-- start THE DATA --

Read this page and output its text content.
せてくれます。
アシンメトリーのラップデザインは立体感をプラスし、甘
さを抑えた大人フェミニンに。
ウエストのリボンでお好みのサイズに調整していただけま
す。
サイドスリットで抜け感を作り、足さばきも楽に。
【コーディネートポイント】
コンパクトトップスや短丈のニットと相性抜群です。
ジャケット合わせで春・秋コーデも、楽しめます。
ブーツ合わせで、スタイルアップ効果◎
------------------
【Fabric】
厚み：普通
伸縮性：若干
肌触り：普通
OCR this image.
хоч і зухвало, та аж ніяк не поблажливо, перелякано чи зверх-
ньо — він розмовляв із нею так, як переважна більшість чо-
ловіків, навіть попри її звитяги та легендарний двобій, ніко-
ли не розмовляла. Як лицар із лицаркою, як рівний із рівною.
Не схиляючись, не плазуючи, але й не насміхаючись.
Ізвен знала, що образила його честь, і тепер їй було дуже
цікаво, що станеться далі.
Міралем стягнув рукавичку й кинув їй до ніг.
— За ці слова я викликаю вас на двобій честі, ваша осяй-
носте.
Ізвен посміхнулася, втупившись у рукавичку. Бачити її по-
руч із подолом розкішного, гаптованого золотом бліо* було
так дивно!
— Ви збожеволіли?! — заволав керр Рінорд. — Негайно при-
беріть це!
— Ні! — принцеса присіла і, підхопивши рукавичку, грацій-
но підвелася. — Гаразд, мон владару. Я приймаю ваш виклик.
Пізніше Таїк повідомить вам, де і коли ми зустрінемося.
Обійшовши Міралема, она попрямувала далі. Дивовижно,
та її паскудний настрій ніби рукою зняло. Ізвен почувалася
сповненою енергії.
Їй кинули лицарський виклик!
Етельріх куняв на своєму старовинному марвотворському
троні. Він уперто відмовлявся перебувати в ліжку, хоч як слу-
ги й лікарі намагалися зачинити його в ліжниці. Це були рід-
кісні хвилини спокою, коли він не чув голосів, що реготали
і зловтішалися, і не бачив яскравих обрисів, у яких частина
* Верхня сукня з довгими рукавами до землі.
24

-- end THE DATA --

### [EXERCISE PROMPT]
Working from the listing above, pick out every line that has "було" and copy it.

### [THE COMPLETED TASK]
Ізвен знала, що образила його честь, і тепер їй було дуже
руч із подолом розкішного, гаптованого золотом бліо* було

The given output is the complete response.